Work to do: An exact copy of all the data is required, with pictures left out.

Items:
START

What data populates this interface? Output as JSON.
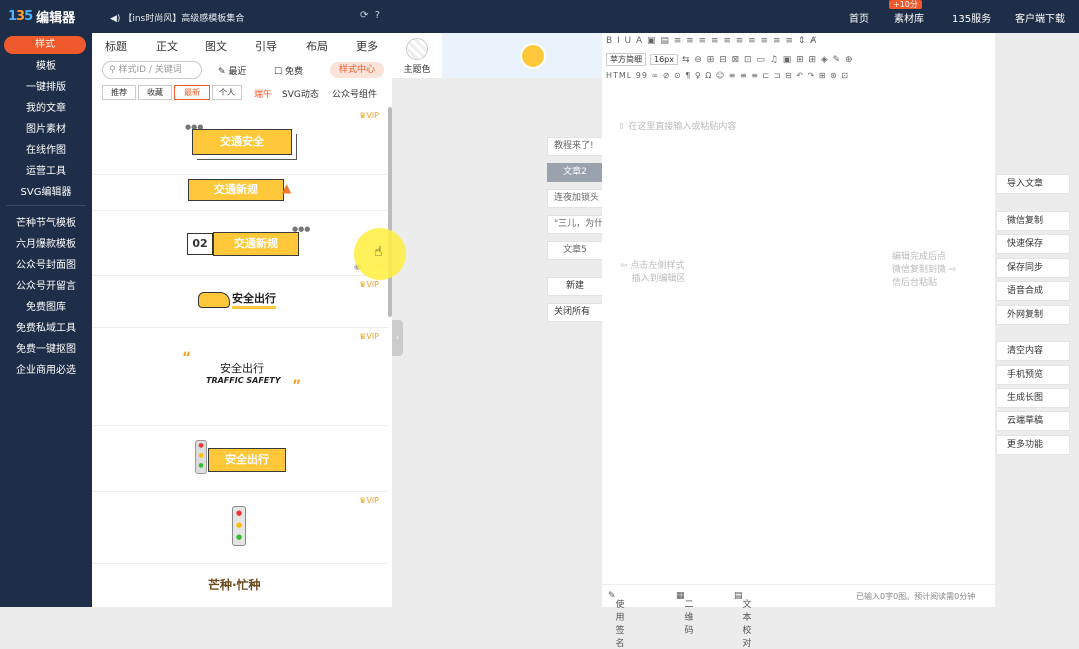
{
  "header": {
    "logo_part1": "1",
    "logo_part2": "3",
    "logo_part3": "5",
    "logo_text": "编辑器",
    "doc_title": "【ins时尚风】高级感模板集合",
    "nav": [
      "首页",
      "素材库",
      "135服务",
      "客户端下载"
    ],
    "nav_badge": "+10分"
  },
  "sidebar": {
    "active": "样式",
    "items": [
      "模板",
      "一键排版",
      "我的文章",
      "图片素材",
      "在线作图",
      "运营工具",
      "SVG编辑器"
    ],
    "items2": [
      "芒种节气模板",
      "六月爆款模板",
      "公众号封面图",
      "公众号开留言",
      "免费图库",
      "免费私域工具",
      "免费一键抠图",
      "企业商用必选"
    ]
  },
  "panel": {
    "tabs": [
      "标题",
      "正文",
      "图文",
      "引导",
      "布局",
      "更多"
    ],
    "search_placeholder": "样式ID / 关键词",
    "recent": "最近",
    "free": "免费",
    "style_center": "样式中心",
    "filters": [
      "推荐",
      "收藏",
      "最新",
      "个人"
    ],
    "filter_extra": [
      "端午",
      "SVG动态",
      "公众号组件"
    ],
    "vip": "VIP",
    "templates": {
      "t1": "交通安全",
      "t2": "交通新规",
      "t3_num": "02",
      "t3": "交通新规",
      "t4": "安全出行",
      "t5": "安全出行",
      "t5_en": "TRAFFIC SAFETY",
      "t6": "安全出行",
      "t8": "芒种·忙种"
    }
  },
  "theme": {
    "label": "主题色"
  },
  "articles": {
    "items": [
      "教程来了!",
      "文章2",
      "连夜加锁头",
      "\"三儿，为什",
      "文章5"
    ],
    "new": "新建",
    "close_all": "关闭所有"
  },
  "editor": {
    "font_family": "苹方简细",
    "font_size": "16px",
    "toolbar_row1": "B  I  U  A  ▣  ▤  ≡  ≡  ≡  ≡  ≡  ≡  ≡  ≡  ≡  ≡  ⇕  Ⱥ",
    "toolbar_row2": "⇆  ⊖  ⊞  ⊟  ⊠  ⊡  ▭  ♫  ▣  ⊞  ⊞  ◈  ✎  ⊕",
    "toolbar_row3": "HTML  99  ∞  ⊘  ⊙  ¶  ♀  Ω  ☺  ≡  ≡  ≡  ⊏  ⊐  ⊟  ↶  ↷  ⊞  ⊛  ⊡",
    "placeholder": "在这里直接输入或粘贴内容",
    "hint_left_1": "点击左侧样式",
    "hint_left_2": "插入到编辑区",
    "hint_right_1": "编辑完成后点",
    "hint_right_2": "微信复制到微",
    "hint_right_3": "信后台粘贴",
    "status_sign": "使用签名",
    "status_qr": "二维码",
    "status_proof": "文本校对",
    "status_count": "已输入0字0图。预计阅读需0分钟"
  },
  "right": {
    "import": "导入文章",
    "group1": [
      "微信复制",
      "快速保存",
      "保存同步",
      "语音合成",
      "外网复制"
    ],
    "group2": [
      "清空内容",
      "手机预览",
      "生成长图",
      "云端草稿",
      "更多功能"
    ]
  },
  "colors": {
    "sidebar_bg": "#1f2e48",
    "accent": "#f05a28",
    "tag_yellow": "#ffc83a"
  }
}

END

Solution:
What data populates this interface? Output as JSON.
{
  "header": {
    "logo_part1": "1",
    "logo_part2": "3",
    "logo_part3": "5",
    "logo_text": "编辑器",
    "doc_title": "【ins时尚风】高级感模板集合",
    "nav": [
      "首页",
      "素材库",
      "135服务",
      "客户端下载"
    ],
    "nav_badge": "+10分"
  },
  "sidebar": {
    "active": "样式",
    "items": [
      "模板",
      "一键排版",
      "我的文章",
      "图片素材",
      "在线作图",
      "运营工具",
      "SVG编辑器"
    ],
    "items2": [
      "芒种节气模板",
      "六月爆款模板",
      "公众号封面图",
      "公众号开留言",
      "免费图库",
      "免费私域工具",
      "免费一键抠图",
      "企业商用必选"
    ]
  },
  "panel": {
    "tabs": [
      "标题",
      "正文",
      "图文",
      "引导",
      "布局",
      "更多"
    ],
    "search_placeholder": "样式ID / 关键词",
    "recent": "最近",
    "free": "免费",
    "style_center": "样式中心",
    "filters": [
      "推荐",
      "收藏",
      "最新",
      "个人"
    ],
    "filter_extra": [
      "端午",
      "SVG动态",
      "公众号组件"
    ],
    "vip": "VIP",
    "templates": {
      "t1": "交通安全",
      "t2": "交通新规",
      "t3_num": "02",
      "t3": "交通新规",
      "t4": "安全出行",
      "t5": "安全出行",
      "t5_en": "TRAFFIC SAFETY",
      "t6": "安全出行",
      "t8": "芒种·忙种"
    }
  },
  "theme": {
    "label": "主题色"
  },
  "articles": {
    "items": [
      "教程来了!",
      "文章2",
      "连夜加锁头",
      "\"三儿，为什",
      "文章5"
    ],
    "new": "新建",
    "close_all": "关闭所有"
  },
  "editor": {
    "font_family": "苹方简细",
    "font_size": "16px",
    "toolbar_row1": "B  I  U  A  ▣  ▤  ≡  ≡  ≡  ≡  ≡  ≡  ≡  ≡  ≡  ≡  ⇕  Ⱥ",
    "toolbar_row2": "⇆  ⊖  ⊞  ⊟  ⊠  ⊡  ▭  ♫  ▣  ⊞  ⊞  ◈  ✎  ⊕",
    "toolbar_row3": "HTML  99  ∞  ⊘  ⊙  ¶  ♀  Ω  ☺  ≡  ≡  ≡  ⊏  ⊐  ⊟  ↶  ↷  ⊞  ⊛  ⊡",
    "placeholder": "在这里直接输入或粘贴内容",
    "hint_left_1": "点击左侧样式",
    "hint_left_2": "插入到编辑区",
    "hint_right_1": "编辑完成后点",
    "hint_right_2": "微信复制到微",
    "hint_right_3": "信后台粘贴",
    "status_sign": "使用签名",
    "status_qr": "二维码",
    "status_proof": "文本校对",
    "status_count": "已输入0字0图。预计阅读需0分钟"
  },
  "right": {
    "import": "导入文章",
    "group1": [
      "微信复制",
      "快速保存",
      "保存同步",
      "语音合成",
      "外网复制"
    ],
    "group2": [
      "清空内容",
      "手机预览",
      "生成长图",
      "云端草稿",
      "更多功能"
    ]
  },
  "colors": {
    "sidebar_bg": "#1f2e48",
    "accent": "#f05a28",
    "tag_yellow": "#ffc83a"
  }
}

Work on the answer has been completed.